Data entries
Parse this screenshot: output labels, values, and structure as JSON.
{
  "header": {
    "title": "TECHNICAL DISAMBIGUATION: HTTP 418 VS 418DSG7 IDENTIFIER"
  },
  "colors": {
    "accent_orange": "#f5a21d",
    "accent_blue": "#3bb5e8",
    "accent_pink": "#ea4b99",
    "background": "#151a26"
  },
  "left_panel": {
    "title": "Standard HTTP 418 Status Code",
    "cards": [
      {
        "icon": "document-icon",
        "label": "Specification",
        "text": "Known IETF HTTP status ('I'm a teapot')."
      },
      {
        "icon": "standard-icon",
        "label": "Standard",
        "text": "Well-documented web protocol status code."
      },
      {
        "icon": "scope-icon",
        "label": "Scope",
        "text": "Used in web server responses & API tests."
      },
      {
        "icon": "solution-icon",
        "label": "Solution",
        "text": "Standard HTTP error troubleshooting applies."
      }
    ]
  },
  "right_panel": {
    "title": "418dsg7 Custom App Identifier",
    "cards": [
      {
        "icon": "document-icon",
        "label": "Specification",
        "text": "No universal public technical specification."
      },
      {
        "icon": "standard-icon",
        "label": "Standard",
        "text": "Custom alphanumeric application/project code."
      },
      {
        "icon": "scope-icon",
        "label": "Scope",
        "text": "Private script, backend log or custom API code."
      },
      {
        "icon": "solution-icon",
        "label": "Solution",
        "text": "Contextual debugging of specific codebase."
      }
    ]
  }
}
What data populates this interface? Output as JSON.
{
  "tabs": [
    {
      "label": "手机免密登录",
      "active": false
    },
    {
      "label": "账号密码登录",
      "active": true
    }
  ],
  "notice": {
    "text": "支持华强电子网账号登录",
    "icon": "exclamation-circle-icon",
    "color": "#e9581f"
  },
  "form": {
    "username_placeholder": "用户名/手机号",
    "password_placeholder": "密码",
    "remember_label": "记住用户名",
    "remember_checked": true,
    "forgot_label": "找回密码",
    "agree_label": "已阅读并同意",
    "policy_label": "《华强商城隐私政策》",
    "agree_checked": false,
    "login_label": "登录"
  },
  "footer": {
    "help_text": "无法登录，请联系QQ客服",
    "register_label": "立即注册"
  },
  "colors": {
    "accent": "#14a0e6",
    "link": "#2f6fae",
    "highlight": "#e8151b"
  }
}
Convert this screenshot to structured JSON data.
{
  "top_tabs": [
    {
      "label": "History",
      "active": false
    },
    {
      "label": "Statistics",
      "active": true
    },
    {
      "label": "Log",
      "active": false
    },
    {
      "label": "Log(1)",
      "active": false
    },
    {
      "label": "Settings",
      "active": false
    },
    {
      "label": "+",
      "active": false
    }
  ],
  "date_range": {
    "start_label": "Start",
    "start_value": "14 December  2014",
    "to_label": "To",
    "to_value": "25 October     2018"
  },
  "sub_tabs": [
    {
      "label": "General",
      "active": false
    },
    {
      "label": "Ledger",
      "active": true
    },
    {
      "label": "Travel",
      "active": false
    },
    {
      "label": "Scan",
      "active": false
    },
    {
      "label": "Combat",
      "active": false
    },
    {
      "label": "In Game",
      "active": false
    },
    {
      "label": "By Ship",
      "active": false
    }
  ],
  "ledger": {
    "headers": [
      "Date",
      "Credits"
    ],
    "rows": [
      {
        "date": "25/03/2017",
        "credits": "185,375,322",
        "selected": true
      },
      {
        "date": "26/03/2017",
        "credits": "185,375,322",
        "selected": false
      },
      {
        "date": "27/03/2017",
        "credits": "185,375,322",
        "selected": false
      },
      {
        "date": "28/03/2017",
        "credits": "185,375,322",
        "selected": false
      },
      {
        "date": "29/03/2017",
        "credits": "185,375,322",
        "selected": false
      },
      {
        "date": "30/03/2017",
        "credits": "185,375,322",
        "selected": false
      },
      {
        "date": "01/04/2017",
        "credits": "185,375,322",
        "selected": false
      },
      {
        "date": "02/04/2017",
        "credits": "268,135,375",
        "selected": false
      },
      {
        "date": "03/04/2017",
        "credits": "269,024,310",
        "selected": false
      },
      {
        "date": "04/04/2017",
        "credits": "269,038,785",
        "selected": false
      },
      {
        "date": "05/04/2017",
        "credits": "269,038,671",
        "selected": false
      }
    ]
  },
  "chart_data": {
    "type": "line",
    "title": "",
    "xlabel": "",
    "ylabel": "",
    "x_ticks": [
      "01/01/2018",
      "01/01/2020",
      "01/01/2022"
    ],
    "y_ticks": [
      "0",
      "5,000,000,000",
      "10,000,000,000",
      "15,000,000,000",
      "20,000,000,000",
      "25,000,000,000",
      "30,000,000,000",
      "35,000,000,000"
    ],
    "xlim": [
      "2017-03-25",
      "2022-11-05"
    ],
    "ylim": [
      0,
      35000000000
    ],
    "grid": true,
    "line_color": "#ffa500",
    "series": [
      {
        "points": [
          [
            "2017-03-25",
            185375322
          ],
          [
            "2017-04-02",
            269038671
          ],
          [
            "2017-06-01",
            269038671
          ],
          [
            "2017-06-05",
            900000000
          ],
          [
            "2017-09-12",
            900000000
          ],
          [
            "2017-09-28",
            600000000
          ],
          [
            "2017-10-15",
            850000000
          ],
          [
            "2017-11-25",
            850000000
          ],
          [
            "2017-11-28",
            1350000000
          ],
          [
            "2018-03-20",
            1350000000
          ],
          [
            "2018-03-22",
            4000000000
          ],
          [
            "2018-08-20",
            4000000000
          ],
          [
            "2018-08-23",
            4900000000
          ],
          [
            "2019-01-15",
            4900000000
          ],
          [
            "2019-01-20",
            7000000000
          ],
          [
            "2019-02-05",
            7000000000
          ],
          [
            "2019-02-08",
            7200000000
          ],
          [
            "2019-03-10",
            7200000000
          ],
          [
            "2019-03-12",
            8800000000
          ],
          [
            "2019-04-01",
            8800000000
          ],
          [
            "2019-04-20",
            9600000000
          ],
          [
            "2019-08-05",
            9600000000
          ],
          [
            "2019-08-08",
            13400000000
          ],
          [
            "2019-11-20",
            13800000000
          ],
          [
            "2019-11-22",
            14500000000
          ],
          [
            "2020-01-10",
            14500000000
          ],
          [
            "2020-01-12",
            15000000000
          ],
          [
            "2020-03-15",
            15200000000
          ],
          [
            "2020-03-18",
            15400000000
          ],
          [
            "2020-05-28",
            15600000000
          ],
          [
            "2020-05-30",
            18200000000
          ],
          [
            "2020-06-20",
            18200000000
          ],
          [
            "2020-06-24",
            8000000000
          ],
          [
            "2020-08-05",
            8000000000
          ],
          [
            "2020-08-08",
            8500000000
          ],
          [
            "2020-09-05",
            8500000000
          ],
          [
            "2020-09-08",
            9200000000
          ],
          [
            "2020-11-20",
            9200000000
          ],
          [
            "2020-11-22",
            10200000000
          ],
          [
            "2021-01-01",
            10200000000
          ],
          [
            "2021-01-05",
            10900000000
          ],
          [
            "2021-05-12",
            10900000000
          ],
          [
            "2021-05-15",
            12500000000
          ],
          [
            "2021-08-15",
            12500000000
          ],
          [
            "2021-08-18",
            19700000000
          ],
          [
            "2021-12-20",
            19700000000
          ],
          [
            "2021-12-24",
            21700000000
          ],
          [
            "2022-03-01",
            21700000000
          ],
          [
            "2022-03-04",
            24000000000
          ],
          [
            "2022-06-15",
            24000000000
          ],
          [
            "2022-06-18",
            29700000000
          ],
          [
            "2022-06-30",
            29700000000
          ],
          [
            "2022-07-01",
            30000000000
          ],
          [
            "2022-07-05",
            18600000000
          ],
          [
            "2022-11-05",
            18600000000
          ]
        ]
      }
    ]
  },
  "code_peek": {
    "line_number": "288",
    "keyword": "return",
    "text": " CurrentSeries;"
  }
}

Aim: Pull every line containing "title" out of the records.

Full solution:
    "title": "TECHNICAL DISAMBIGUATION: HTTP 418 VS 418DSG7 IDENTIFIER"
    "title": "Standard HTTP 418 Status Code",
    "title": "418dsg7 Custom App Identifier",
    "title": "",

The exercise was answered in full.